--- Your objective ---
Show all lines holding "Contains".

[Chart and figure data]
=====
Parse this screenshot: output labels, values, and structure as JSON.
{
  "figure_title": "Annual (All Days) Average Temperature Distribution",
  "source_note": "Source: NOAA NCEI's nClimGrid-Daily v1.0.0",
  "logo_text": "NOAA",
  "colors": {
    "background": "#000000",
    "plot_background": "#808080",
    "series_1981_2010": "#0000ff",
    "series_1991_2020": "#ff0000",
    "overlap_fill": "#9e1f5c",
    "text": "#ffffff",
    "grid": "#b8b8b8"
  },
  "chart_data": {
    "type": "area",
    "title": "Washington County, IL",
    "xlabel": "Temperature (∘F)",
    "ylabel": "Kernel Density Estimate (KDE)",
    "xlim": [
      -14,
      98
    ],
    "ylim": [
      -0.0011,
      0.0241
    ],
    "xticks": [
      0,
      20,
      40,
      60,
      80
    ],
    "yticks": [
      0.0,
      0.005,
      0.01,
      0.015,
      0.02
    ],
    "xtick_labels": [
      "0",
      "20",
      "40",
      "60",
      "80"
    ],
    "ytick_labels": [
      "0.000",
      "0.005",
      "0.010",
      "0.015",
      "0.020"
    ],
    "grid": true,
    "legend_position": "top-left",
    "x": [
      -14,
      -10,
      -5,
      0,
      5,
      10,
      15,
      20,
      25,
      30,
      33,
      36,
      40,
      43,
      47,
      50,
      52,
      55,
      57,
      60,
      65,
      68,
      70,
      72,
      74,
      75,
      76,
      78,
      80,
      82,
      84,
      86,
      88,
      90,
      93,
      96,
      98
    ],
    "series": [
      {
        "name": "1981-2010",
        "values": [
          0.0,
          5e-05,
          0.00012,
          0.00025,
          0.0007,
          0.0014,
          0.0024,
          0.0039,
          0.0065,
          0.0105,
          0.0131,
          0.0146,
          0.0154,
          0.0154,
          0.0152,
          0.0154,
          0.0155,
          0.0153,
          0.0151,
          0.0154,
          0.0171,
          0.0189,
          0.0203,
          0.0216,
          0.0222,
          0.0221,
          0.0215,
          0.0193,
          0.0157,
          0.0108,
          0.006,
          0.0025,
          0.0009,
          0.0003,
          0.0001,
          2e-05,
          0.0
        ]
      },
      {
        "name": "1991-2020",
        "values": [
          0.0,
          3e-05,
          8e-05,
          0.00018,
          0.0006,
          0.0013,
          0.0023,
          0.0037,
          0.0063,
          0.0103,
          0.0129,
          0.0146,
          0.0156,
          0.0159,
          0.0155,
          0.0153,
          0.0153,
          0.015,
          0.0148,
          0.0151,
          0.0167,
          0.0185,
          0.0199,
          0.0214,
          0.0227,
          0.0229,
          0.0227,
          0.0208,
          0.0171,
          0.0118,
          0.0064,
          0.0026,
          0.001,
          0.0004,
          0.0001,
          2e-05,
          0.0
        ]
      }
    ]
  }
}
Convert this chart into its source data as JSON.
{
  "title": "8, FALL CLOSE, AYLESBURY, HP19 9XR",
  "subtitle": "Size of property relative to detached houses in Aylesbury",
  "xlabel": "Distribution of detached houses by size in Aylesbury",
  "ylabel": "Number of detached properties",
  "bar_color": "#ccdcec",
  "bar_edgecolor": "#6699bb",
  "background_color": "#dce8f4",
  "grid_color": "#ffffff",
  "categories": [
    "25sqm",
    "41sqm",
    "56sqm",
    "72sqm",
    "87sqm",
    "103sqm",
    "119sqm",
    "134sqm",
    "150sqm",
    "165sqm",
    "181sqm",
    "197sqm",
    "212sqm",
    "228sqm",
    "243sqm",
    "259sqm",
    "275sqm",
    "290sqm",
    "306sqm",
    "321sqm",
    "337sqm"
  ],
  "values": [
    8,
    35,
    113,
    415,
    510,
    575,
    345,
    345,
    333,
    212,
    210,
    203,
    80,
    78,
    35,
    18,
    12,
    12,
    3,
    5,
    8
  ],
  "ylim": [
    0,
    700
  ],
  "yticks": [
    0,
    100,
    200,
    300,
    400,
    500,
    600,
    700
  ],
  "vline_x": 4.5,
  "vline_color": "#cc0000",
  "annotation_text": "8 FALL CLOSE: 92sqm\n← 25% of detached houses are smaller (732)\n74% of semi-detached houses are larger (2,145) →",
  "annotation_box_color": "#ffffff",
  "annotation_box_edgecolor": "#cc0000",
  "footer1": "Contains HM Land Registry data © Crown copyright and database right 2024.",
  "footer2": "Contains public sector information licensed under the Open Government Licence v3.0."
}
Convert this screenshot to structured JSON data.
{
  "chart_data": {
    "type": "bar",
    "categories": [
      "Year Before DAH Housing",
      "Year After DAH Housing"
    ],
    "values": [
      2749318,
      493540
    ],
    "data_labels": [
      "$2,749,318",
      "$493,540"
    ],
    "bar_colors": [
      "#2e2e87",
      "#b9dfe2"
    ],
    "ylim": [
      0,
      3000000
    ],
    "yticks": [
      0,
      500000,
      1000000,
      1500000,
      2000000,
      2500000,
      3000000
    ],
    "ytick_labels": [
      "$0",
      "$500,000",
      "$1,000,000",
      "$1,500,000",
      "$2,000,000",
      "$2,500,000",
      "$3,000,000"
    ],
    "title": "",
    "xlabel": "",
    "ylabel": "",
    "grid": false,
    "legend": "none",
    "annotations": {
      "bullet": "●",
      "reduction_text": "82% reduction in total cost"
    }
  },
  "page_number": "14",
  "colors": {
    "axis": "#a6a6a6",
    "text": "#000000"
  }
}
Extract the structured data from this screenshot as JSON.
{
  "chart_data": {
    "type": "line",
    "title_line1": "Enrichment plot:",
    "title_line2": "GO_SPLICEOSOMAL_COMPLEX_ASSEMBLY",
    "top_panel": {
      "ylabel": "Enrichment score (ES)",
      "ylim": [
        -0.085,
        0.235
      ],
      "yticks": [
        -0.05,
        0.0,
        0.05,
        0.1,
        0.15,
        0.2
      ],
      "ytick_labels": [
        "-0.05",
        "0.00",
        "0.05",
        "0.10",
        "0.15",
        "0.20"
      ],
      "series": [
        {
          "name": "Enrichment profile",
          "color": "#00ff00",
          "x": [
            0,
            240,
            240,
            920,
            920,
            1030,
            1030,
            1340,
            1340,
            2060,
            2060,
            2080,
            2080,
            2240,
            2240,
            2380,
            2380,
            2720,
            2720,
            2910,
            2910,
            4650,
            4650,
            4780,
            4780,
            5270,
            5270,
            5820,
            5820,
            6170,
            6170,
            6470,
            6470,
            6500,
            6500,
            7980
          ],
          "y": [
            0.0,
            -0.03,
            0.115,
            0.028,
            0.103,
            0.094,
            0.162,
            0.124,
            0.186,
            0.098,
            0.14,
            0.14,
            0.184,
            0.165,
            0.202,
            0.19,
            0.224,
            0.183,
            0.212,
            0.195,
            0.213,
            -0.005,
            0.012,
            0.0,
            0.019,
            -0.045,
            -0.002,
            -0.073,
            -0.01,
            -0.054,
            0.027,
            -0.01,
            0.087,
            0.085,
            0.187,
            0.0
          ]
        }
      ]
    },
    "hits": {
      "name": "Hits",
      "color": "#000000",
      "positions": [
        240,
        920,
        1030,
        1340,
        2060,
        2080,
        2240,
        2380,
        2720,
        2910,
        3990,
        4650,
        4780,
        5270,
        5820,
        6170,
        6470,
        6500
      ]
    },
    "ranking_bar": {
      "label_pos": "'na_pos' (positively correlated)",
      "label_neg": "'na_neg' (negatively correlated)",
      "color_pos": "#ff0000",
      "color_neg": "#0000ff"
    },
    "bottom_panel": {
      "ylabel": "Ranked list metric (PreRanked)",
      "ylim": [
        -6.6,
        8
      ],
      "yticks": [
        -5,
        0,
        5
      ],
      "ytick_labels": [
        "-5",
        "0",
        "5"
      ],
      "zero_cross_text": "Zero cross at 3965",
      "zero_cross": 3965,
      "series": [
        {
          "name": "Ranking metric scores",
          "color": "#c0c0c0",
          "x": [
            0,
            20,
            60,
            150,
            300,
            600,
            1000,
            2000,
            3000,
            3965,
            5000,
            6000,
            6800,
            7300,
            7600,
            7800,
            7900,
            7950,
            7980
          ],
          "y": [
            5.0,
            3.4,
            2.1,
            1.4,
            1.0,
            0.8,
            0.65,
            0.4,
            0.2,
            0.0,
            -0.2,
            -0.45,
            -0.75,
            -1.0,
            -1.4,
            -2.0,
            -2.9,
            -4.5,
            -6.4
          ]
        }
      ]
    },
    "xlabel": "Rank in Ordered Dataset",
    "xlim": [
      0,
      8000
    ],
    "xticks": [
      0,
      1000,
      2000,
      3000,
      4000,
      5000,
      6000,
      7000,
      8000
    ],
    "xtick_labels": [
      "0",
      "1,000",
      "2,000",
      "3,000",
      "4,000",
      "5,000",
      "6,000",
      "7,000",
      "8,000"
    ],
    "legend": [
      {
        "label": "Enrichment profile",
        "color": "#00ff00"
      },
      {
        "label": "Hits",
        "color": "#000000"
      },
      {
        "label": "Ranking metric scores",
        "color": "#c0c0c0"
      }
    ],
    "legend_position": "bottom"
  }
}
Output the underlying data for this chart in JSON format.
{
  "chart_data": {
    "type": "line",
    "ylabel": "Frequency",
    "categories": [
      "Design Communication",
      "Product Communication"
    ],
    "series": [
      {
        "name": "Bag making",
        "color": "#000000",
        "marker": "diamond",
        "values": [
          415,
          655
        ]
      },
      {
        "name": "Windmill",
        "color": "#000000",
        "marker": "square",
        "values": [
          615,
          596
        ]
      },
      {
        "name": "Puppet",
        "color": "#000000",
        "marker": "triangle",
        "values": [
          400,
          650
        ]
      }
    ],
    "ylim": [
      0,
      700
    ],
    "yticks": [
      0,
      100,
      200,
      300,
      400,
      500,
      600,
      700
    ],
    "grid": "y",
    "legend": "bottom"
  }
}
=====
--- Solution for this task ---
  "footer1": "Contains HM Land Registry data © Crown copyright and database right 2024.",
  "footer2": "Contains public sector information licensed under the Open Government Licence v3.0."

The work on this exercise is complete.